| REQUIREMENTS |
Would you write out the entries below, every one of them, exactly?

| GIVEN ENTRIES |
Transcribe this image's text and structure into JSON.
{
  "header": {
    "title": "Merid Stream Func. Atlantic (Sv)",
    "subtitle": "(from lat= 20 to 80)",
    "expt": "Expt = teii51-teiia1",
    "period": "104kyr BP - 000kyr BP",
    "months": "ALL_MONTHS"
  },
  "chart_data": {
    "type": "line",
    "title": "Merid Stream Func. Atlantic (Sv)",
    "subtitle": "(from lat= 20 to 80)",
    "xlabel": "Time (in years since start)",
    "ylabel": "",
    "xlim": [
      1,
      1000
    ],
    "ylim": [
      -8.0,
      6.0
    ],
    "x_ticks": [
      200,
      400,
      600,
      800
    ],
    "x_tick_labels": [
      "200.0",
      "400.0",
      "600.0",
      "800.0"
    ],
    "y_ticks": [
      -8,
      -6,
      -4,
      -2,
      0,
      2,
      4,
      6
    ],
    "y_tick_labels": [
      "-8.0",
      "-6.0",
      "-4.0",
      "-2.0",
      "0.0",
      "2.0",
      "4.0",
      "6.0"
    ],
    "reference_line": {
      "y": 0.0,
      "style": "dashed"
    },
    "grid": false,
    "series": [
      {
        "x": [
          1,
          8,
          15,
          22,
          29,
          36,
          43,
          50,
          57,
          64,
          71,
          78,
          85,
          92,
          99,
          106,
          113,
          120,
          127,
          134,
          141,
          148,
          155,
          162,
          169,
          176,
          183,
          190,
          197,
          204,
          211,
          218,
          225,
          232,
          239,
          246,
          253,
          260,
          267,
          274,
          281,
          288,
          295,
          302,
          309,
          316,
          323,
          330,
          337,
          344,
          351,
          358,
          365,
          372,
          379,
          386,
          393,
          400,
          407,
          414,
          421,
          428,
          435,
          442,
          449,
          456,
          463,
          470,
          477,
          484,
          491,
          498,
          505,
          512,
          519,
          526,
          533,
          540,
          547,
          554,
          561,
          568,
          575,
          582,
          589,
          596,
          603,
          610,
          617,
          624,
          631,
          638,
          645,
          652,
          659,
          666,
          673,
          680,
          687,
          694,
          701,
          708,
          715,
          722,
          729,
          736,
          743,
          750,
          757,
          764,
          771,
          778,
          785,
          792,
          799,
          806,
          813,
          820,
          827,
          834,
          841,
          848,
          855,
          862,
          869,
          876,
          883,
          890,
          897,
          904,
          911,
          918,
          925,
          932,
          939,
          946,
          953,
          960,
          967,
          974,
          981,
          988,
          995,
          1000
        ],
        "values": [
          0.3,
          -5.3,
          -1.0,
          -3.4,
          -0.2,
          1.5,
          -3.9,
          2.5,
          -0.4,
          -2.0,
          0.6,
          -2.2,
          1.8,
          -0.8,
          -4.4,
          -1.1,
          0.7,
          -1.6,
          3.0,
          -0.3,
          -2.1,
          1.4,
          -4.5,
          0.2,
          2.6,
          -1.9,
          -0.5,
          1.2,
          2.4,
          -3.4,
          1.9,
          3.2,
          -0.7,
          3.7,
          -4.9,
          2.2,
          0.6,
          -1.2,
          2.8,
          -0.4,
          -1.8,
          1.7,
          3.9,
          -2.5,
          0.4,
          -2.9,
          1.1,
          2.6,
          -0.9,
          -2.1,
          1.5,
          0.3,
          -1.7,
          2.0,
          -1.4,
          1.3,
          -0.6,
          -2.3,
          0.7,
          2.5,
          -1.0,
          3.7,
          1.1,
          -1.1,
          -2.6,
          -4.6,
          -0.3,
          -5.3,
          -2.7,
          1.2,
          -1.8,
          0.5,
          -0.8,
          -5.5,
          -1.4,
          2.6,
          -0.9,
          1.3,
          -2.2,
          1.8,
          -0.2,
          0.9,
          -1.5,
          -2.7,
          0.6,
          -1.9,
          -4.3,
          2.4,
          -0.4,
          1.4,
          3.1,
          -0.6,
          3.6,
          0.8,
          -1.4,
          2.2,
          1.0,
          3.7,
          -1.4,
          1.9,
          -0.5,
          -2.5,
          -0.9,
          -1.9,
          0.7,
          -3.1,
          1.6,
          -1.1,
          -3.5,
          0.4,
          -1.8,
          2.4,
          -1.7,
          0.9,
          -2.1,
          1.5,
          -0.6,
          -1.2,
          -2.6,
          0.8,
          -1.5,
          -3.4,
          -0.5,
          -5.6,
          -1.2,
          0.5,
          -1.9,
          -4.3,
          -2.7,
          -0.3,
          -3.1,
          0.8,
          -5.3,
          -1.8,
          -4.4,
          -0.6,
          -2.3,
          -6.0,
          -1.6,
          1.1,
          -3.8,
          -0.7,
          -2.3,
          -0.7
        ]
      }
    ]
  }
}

| OUTPUT OF THE TASK |
Transcribe this image's text and structure into JSON.
{
  "header": {
    "title": "Merid Stream Func. Atlantic (Sv)",
    "subtitle": "(from lat= 20 to 80)",
    "expt": "Expt = teii51-teiia1",
    "period": "104kyr BP - 000kyr BP",
    "months": "ALL_MONTHS"
  },
  "chart_data": {
    "type": "line",
    "title": "Merid Stream Func. Atlantic (Sv)",
    "subtitle": "(from lat= 20 to 80)",
    "xlabel": "Time (in years since start)",
    "ylabel": "",
    "xlim": [
      1,
      1000
    ],
    "ylim": [
      -8.0,
      6.0
    ],
    "x_ticks": [
      200,
      400,
      600,
      800
    ],
    "x_tick_labels": [
      "200.0",
      "400.0",
      "600.0",
      "800.0"
    ],
    "y_ticks": [
      -8,
      -6,
      -4,
      -2,
      0,
      2,
      4,
      6
    ],
    "y_tick_labels": [
      "-8.0",
      "-6.0",
      "-4.0",
      "-2.0",
      "0.0",
      "2.0",
      "4.0",
      "6.0"
    ],
    "reference_line": {
      "y": 0.0,
      "style": "dashed"
    },
    "grid": false,
    "series": [
      {
        "x": [
          1,
          8,
          15,
          22,
          29,
          36,
          43,
          50,
          57,
          64,
          71,
          78,
          85,
          92,
          99,
          106,
          113,
          120,
          127,
          134,
          141,
          148,
          155,
          162,
          169,
          176,
          183,
          190,
          197,
          204,
          211,
          218,
          225,
          232,
          239,
          246,
          253,
          260,
          267,
          274,
          281,
          288,
          295,
          302,
          309,
          316,
          323,
          330,
          337,
          344,
          351,
          358,
          365,
          372,
          379,
          386,
          393,
          400,
          407,
          414,
          421,
          428,
          435,
          442,
          449,
          456,
          463,
          470,
          477,
          484,
          491,
          498,
          505,
          512,
          519,
          526,
          533,
          540,
          547,
          554,
          561,
          568,
          575,
          582,
          589,
          596,
          603,
          610,
          617,
          624,
          631,
          638,
          645,
          652,
          659,
          666,
          673,
          680,
          687,
          694,
          701,
          708,
          715,
          722,
          729,
          736,
          743,
          750,
          757,
          764,
          771,
          778,
          785,
          792,
          799,
          806,
          813,
          820,
          827,
          834,
          841,
          848,
          855,
          862,
          869,
          876,
          883,
          890,
          897,
          904,
          911,
          918,
          925,
          932,
          939,
          946,
          953,
          960,
          967,
          974,
          981,
          988,
          995,
          1000
        ],
        "values": [
          0.3,
          -5.3,
          -1.0,
          -3.4,
          -0.2,
          1.5,
          -3.9,
          2.5,
          -0.4,
          -2.0,
          0.6,
          -2.2,
          1.8,
          -0.8,
          -4.4,
          -1.1,
          0.7,
          -1.6,
          3.0,
          -0.3,
          -2.1,
          1.4,
          -4.5,
          0.2,
          2.6,
          -1.9,
          -0.5,
          1.2,
          2.4,
          -3.4,
          1.9,
          3.2,
          -0.7,
          3.7,
          -4.9,
          2.2,
          0.6,
          -1.2,
          2.8,
          -0.4,
          -1.8,
          1.7,
          3.9,
          -2.5,
          0.4,
          -2.9,
          1.1,
          2.6,
          -0.9,
          -2.1,
          1.5,
          0.3,
          -1.7,
          2.0,
          -1.4,
          1.3,
          -0.6,
          -2.3,
          0.7,
          2.5,
          -1.0,
          3.7,
          1.1,
          -1.1,
          -2.6,
          -4.6,
          -0.3,
          -5.3,
          -2.7,
          1.2,
          -1.8,
          0.5,
          -0.8,
          -5.5,
          -1.4,
          2.6,
          -0.9,
          1.3,
          -2.2,
          1.8,
          -0.2,
          0.9,
          -1.5,
          -2.7,
          0.6,
          -1.9,
          -4.3,
          2.4,
          -0.4,
          1.4,
          3.1,
          -0.6,
          3.6,
          0.8,
          -1.4,
          2.2,
          1.0,
          3.7,
          -1.4,
          1.9,
          -0.5,
          -2.5,
          -0.9,
          -1.9,
          0.7,
          -3.1,
          1.6,
          -1.1,
          -3.5,
          0.4,
          -1.8,
          2.4,
          -1.7,
          0.9,
          -2.1,
          1.5,
          -0.6,
          -1.2,
          -2.6,
          0.8,
          -1.5,
          -3.4,
          -0.5,
          -5.6,
          -1.2,
          0.5,
          -1.9,
          -4.3,
          -2.7,
          -0.3,
          -3.1,
          0.8,
          -5.3,
          -1.8,
          -4.4,
          -0.6,
          -2.3,
          -6.0,
          -1.6,
          1.1,
          -3.8,
          -0.7,
          -2.3,
          -0.7
        ]
      }
    ]
  }
}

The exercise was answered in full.